◆ Brief
Transcribe every line exactly and omit anything that is a picture.

** Begin Excerpted records **

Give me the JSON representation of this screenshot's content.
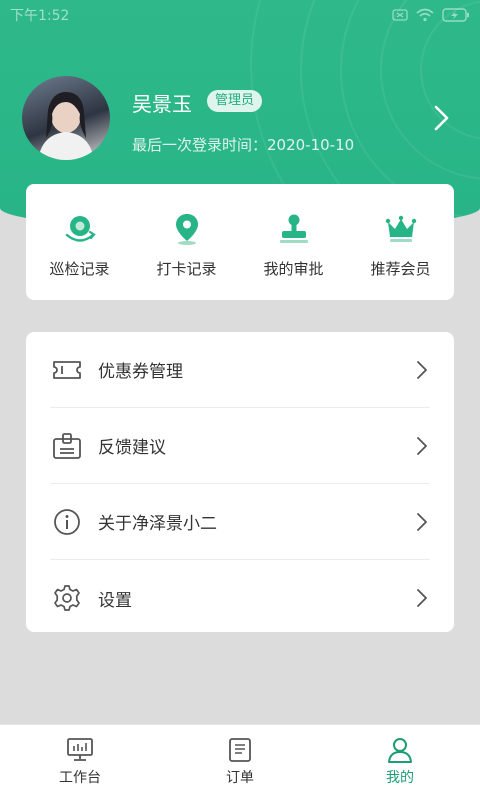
{
  "status_bar": {
    "time": "下午1:52"
  },
  "profile": {
    "name": "吴景玉",
    "role": "管理员",
    "last_login": "最后一次登录时间：2020-10-10"
  },
  "shortcuts": [
    {
      "label": "巡检记录",
      "icon": "patrol-icon"
    },
    {
      "label": "打卡记录",
      "icon": "location-pin-icon"
    },
    {
      "label": "我的审批",
      "icon": "stamp-icon"
    },
    {
      "label": "推荐会员",
      "icon": "crown-icon"
    }
  ],
  "menu": [
    {
      "label": "优惠券管理",
      "icon": "coupon-icon"
    },
    {
      "label": "反馈建议",
      "icon": "feedback-icon"
    },
    {
      "label": "关于净泽景小二",
      "icon": "info-icon"
    },
    {
      "label": "设置",
      "icon": "gear-icon"
    }
  ],
  "tabs": [
    {
      "label": "工作台",
      "icon": "monitor-icon",
      "active": false
    },
    {
      "label": "订单",
      "icon": "document-icon",
      "active": false
    },
    {
      "label": "我的",
      "icon": "user-icon",
      "active": true
    }
  ],
  "colors": {
    "brand": "#27b486",
    "active_tab": "#1d9d72",
    "background": "#dcdcdc"
  }
}
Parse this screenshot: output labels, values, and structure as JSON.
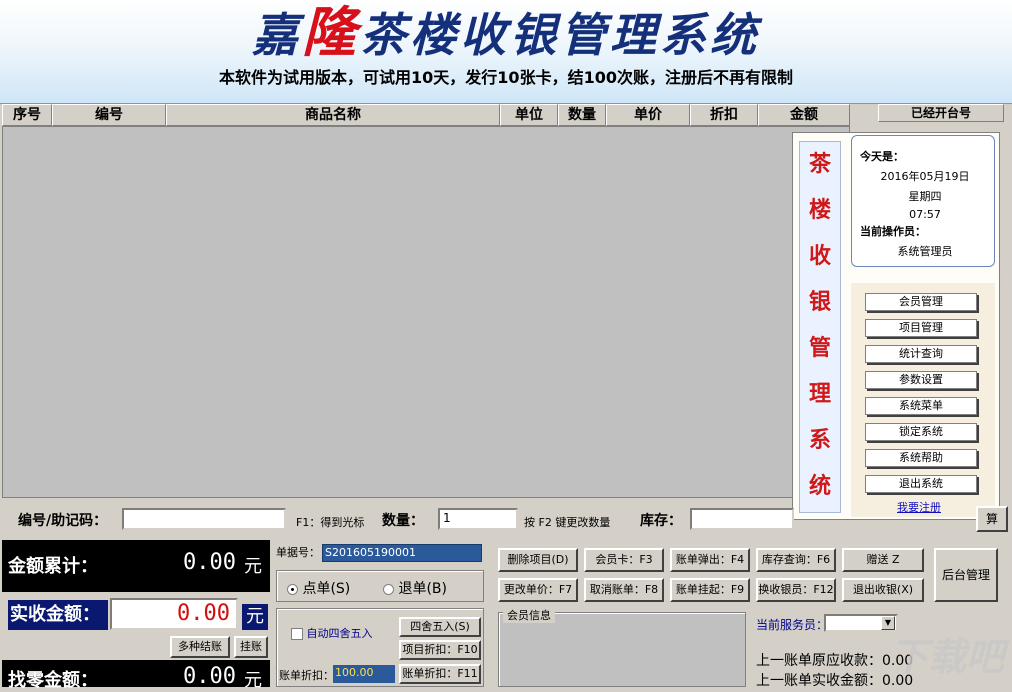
{
  "banner": {
    "title_pre": "嘉",
    "title_accent": "隆",
    "title_post": "茶楼收银管理系统",
    "subtitle": "本软件为试用版本，可试用10天，发行10张卡，结100次账，注册后不再有限制"
  },
  "grid": {
    "columns": [
      "序号",
      "编号",
      "商品名称",
      "单位",
      "数量",
      "单价",
      "折扣",
      "金额"
    ]
  },
  "open_tables_label": "已经开台号",
  "side": {
    "vertical_title": [
      "茶",
      "楼",
      "收",
      "银",
      "管",
      "理",
      "系",
      "统"
    ],
    "today_label": "今天是：",
    "date": "2016年05月19日",
    "weekday": "星期四",
    "time": "07:57",
    "operator_label": "当前操作员：",
    "operator": "系统管理员",
    "menu": [
      "会员管理",
      "项目管理",
      "统计查询",
      "参数设置",
      "系统菜单",
      "锁定系统",
      "系统帮助",
      "退出系统"
    ],
    "register_link": "我要注册"
  },
  "entry": {
    "code_label": "编号/助记码：",
    "code_value": "",
    "f1_hint": "F1：得到光标",
    "qty_label": "数量：",
    "qty_value": "1",
    "f2_hint": "按 F2 键更改数量",
    "stock_label": "库存：",
    "stock_value": "",
    "confirm_partial": "算"
  },
  "totals": {
    "sum_label": "金额累计：",
    "sum_value": "0.00",
    "unit": "元",
    "received_label": "实收金额：",
    "received_value": "0.00",
    "change_label": "找零金额：",
    "change_value": "0.00",
    "multi_pay": "多种结账",
    "hang": "挂账"
  },
  "order": {
    "order_no_label": "单据号：",
    "order_no": "S201605190001",
    "radio_order": "点单(S)",
    "radio_return": "退单(B)",
    "auto_round": "自动四舍五入",
    "round_btn": "四舍五入(S)",
    "item_discount_btn": "项目折扣：F10",
    "bill_discount_label": "账单折扣：",
    "bill_discount_value": "100.00",
    "bill_discount_btn": "账单折扣：F11"
  },
  "actions": {
    "row1": [
      "删除项目(D)",
      "会员卡：F3",
      "账单弹出：F4",
      "库存查询：F6",
      "赠送 Z"
    ],
    "row2": [
      "更改单价：F7",
      "取消账单：F8",
      "账单挂起：F9",
      "换收银员：F12",
      "退出收银(X)"
    ],
    "backend": "后台管理"
  },
  "member_info_label": "会员信息",
  "service": {
    "label": "当前服务员：",
    "value": "",
    "last_due": "上一账单原应收款：0.00",
    "last_received": "上一账单实收金额：0.00"
  },
  "watermark": "下载吧"
}
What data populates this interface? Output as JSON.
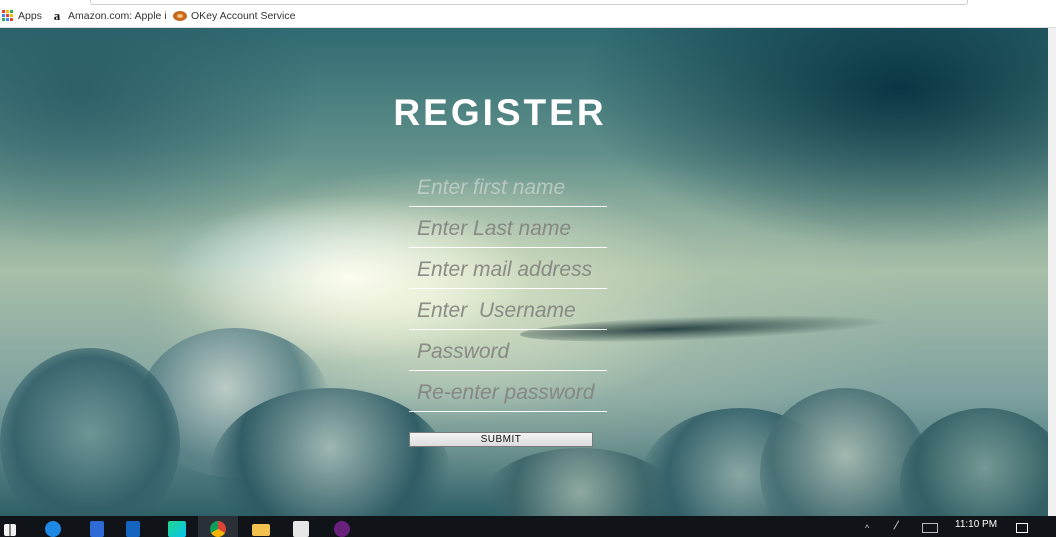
{
  "bookmarks": {
    "items": [
      {
        "label": "Apps",
        "icon": "apps-grid-icon"
      },
      {
        "label": "Amazon.com: Apple i",
        "icon": "amazon-icon"
      },
      {
        "label": "OKey Account Service",
        "icon": "okey-icon"
      }
    ]
  },
  "form": {
    "title": "REGISTER",
    "fields": [
      {
        "placeholder": "Enter first name",
        "value": ""
      },
      {
        "placeholder": "Enter Last name",
        "value": ""
      },
      {
        "placeholder": "Enter mail address",
        "value": ""
      },
      {
        "placeholder": "Enter  Username",
        "value": ""
      },
      {
        "placeholder": "Password",
        "value": ""
      },
      {
        "placeholder": "Re-enter password",
        "value": ""
      }
    ],
    "submit_label": "SUBMIT"
  },
  "taskbar": {
    "clock": "11:10 PM",
    "icons": [
      "windows-start-icon",
      "edge-icon",
      "store-icon",
      "outlook-icon",
      "webstorm-icon",
      "chrome-icon",
      "file-explorer-icon",
      "shopping-bag-icon",
      "visual-studio-icon"
    ]
  },
  "colors": {
    "title": "#ffffff",
    "field_underline": "#ffffff",
    "taskbar": "#101418"
  }
}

** End Excerpted records **

◆ Output for this task
Give me the JSON representation of this screenshot's content.
{
  "status_bar": {
    "time": "下午1:52"
  },
  "profile": {
    "name": "吴景玉",
    "role": "管理员",
    "last_login": "最后一次登录时间：2020-10-10"
  },
  "shortcuts": [
    {
      "label": "巡检记录",
      "icon": "patrol-icon"
    },
    {
      "label": "打卡记录",
      "icon": "location-pin-icon"
    },
    {
      "label": "我的审批",
      "icon": "stamp-icon"
    },
    {
      "label": "推荐会员",
      "icon": "crown-icon"
    }
  ],
  "menu": [
    {
      "label": "优惠券管理",
      "icon": "coupon-icon"
    },
    {
      "label": "反馈建议",
      "icon": "feedback-icon"
    },
    {
      "label": "关于净泽景小二",
      "icon": "info-icon"
    },
    {
      "label": "设置",
      "icon": "gear-icon"
    }
  ],
  "tabs": [
    {
      "label": "工作台",
      "icon": "monitor-icon",
      "active": false
    },
    {
      "label": "订单",
      "icon": "document-icon",
      "active": false
    },
    {
      "label": "我的",
      "icon": "user-icon",
      "active": true
    }
  ],
  "colors": {
    "brand": "#27b486",
    "active_tab": "#1d9d72",
    "background": "#dcdcdc"
  }
}
Parse this screenshot: output labels, values, and structure as JSON.
{
  "banner": {
    "title_pre": "嘉",
    "title_accent": "隆",
    "title_post": "茶楼收银管理系统",
    "subtitle": "本软件为试用版本，可试用10天，发行10张卡，结100次账，注册后不再有限制"
  },
  "grid": {
    "columns": [
      "序号",
      "编号",
      "商品名称",
      "单位",
      "数量",
      "单价",
      "折扣",
      "金额"
    ]
  },
  "open_tables_label": "已经开台号",
  "side": {
    "vertical_title": [
      "茶",
      "楼",
      "收",
      "银",
      "管",
      "理",
      "系",
      "统"
    ],
    "today_label": "今天是：",
    "date": "2016年05月19日",
    "weekday": "星期四",
    "time": "07:57",
    "operator_label": "当前操作员：",
    "operator": "系统管理员",
    "menu": [
      "会员管理",
      "项目管理",
      "统计查询",
      "参数设置",
      "系统菜单",
      "锁定系统",
      "系统帮助",
      "退出系统"
    ],
    "register_link": "我要注册"
  },
  "entry": {
    "code_label": "编号/助记码：",
    "code_value": "",
    "f1_hint": "F1：得到光标",
    "qty_label": "数量：",
    "qty_value": "1",
    "f2_hint": "按 F2 键更改数量",
    "stock_label": "库存：",
    "stock_value": "",
    "confirm_partial": "算"
  },
  "totals": {
    "sum_label": "金额累计：",
    "sum_value": "0.00",
    "unit": "元",
    "received_label": "实收金额：",
    "received_value": "0.00",
    "change_label": "找零金额：",
    "change_value": "0.00",
    "multi_pay": "多种结账",
    "hang": "挂账"
  },
  "order": {
    "order_no_label": "单据号：",
    "order_no": "S201605190001",
    "radio_order": "点单(S)",
    "radio_return": "退单(B)",
    "auto_round": "自动四舍五入",
    "round_btn": "四舍五入(S)",
    "item_discount_btn": "项目折扣：F10",
    "bill_discount_label": "账单折扣：",
    "bill_discount_value": "100.00",
    "bill_discount_btn": "账单折扣：F11"
  },
  "actions": {
    "row1": [
      "删除项目(D)",
      "会员卡：F3",
      "账单弹出：F4",
      "库存查询：F6",
      "赠送 Z"
    ],
    "row2": [
      "更改单价：F7",
      "取消账单：F8",
      "账单挂起：F9",
      "换收银员：F12",
      "退出收银(X)"
    ],
    "backend": "后台管理"
  },
  "member_info_label": "会员信息",
  "service": {
    "label": "当前服务员：",
    "value": "",
    "last_due": "上一账单原应收款：0.00",
    "last_received": "上一账单实收金额：0.00"
  },
  "watermark": "下载吧"
}
What data populates this interface? Output as JSON.
{
  "bookmarks": {
    "items": [
      {
        "label": "Apps",
        "icon": "apps-grid-icon"
      },
      {
        "label": "Amazon.com: Apple i",
        "icon": "amazon-icon"
      },
      {
        "label": "OKey Account Service",
        "icon": "okey-icon"
      }
    ]
  },
  "form": {
    "title": "REGISTER",
    "fields": [
      {
        "placeholder": "Enter first name",
        "value": ""
      },
      {
        "placeholder": "Enter Last name",
        "value": ""
      },
      {
        "placeholder": "Enter mail address",
        "value": ""
      },
      {
        "placeholder": "Enter  Username",
        "value": ""
      },
      {
        "placeholder": "Password",
        "value": ""
      },
      {
        "placeholder": "Re-enter password",
        "value": ""
      }
    ],
    "submit_label": "SUBMIT"
  },
  "taskbar": {
    "clock": "11:10 PM",
    "icons": [
      "windows-start-icon",
      "edge-icon",
      "store-icon",
      "outlook-icon",
      "webstorm-icon",
      "chrome-icon",
      "file-explorer-icon",
      "shopping-bag-icon",
      "visual-studio-icon"
    ]
  },
  "colors": {
    "title": "#ffffff",
    "field_underline": "#ffffff",
    "taskbar": "#101418"
  }
}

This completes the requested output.